--- START OF RAW RECORDS ---

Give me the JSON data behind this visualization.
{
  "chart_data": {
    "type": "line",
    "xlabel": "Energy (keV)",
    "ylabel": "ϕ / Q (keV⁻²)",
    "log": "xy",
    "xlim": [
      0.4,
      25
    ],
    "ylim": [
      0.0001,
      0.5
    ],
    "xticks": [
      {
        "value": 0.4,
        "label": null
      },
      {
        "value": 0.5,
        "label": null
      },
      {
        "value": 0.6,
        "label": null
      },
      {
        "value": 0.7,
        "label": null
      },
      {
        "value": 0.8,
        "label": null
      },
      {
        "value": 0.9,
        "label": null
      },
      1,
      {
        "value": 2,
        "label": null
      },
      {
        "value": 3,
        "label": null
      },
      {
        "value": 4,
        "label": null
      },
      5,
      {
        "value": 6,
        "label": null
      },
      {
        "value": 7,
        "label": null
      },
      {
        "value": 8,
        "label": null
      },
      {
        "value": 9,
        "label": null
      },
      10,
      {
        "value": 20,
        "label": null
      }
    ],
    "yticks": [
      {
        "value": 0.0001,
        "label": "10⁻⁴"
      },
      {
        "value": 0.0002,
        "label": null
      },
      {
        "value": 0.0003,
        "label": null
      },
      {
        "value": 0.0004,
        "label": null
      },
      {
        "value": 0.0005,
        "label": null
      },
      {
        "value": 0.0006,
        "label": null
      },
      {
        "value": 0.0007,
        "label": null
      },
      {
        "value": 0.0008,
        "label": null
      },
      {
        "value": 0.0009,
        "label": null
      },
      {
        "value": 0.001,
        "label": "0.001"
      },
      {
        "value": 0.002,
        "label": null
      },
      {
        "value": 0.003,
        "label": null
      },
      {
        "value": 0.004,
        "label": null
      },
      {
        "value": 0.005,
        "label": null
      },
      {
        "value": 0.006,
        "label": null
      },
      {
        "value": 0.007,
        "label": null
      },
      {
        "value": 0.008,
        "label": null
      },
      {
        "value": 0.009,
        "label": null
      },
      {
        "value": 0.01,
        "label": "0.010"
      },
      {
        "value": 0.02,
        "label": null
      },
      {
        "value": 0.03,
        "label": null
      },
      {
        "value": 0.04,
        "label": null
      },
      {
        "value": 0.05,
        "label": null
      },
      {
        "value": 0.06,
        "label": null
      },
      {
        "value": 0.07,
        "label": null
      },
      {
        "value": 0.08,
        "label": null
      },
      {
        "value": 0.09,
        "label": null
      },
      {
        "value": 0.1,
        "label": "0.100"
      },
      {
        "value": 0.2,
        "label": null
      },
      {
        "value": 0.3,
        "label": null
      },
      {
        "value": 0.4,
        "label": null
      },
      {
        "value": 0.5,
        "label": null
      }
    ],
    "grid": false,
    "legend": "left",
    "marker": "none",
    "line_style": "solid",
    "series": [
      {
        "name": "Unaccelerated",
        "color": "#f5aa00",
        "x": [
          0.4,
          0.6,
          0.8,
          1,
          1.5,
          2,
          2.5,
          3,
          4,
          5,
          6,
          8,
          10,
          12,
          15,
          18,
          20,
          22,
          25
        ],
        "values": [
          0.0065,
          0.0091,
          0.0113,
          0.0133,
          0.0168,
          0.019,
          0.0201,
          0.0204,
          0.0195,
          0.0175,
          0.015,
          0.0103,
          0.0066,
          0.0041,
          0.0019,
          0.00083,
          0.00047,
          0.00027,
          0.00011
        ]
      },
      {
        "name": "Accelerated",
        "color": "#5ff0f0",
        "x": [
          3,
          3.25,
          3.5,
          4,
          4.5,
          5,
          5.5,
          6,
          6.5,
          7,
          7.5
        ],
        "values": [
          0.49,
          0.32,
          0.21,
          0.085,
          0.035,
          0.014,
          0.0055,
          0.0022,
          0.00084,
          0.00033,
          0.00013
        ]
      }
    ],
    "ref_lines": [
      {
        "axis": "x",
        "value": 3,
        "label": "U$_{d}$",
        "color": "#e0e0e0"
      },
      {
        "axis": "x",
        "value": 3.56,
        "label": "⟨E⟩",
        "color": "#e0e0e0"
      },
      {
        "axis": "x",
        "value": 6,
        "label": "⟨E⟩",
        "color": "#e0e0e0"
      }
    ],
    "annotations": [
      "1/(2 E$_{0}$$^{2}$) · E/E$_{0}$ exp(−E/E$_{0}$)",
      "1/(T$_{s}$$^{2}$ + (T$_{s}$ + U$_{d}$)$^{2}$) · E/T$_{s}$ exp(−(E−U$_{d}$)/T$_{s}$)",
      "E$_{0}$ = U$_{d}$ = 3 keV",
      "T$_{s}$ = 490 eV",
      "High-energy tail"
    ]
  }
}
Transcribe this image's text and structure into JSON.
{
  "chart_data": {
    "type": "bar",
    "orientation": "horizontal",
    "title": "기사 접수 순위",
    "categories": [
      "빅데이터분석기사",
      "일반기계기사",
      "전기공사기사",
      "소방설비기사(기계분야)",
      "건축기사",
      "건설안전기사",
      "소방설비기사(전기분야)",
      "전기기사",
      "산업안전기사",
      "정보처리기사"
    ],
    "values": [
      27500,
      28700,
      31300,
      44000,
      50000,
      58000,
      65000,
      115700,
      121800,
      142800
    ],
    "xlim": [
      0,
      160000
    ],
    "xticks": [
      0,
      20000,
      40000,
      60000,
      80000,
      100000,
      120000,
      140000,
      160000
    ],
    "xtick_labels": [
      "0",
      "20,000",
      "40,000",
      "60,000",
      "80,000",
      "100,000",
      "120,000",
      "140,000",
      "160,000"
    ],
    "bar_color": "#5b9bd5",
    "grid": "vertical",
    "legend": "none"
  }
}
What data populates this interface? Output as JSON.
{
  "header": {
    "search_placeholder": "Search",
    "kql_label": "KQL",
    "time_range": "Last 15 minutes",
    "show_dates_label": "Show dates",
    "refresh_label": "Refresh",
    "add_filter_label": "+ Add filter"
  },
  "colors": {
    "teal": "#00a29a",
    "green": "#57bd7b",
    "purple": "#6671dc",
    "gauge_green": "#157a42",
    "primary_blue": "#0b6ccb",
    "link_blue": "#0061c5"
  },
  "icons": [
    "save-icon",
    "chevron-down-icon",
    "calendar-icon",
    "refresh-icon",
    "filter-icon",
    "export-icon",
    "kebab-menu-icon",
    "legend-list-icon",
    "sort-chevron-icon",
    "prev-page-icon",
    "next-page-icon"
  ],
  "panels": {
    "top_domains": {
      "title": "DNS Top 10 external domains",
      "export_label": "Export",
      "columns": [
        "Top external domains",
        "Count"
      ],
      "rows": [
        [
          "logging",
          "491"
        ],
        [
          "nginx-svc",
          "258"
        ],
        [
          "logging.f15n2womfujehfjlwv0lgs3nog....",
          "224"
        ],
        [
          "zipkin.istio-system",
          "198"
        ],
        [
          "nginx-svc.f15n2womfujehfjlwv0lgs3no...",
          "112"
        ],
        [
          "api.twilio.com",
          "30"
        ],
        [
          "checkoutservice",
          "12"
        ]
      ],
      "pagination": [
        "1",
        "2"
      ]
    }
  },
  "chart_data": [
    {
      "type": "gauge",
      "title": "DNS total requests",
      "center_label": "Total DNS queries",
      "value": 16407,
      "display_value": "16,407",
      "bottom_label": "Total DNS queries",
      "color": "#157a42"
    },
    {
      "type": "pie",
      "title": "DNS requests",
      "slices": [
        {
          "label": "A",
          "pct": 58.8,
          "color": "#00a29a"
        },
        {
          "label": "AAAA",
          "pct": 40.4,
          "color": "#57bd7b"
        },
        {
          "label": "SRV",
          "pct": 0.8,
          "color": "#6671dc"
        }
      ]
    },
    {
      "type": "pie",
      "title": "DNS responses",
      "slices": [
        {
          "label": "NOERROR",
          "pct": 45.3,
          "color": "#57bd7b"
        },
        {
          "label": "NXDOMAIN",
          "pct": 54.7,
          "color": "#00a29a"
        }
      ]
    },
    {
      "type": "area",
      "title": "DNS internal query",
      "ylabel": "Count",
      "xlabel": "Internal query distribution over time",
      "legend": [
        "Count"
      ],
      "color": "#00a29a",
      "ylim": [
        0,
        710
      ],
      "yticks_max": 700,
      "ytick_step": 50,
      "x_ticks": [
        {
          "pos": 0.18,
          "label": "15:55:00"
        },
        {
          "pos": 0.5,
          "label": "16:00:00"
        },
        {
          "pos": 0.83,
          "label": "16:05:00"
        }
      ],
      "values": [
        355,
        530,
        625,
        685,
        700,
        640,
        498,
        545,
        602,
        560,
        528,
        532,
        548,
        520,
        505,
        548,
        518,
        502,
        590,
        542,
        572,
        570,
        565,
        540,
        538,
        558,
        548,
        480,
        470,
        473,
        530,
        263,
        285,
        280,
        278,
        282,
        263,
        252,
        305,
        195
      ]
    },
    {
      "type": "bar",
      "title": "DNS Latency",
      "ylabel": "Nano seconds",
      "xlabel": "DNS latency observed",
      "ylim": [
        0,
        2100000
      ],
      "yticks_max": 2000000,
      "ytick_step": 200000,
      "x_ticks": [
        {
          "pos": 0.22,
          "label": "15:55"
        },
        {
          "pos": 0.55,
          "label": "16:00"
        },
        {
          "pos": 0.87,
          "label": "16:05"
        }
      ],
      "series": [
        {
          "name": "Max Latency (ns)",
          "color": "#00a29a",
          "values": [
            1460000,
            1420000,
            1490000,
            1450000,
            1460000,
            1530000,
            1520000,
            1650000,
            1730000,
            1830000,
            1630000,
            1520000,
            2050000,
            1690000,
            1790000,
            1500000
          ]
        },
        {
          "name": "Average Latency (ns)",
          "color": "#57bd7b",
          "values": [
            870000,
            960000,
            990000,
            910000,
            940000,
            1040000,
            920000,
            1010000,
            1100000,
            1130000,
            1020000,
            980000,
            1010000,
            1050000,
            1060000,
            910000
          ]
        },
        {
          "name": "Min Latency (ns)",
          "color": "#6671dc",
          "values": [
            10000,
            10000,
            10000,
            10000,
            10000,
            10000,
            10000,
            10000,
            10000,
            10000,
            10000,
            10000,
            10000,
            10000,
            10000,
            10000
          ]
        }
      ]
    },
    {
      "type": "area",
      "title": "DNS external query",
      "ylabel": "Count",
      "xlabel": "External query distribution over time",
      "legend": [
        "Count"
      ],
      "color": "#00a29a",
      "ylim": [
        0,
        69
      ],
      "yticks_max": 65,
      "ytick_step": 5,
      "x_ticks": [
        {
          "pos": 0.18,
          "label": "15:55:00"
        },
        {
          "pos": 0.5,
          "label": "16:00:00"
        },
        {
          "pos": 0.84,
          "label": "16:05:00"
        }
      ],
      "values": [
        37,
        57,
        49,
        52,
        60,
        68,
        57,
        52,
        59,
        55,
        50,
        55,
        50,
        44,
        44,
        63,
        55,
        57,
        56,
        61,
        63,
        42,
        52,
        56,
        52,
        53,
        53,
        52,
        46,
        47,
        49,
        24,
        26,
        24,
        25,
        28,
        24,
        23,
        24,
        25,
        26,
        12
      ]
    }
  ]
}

--- END OF RAW RECORDS ---

**STATED PROBLEM**
Pull out all lines from the entries above in which the word "this" appears.

**ANSWER TO THE TASK**
Give me the JSON data behind this visualization.
Transcribe this image's text and structure into JSON.
What data populates this interface? Output as JSON.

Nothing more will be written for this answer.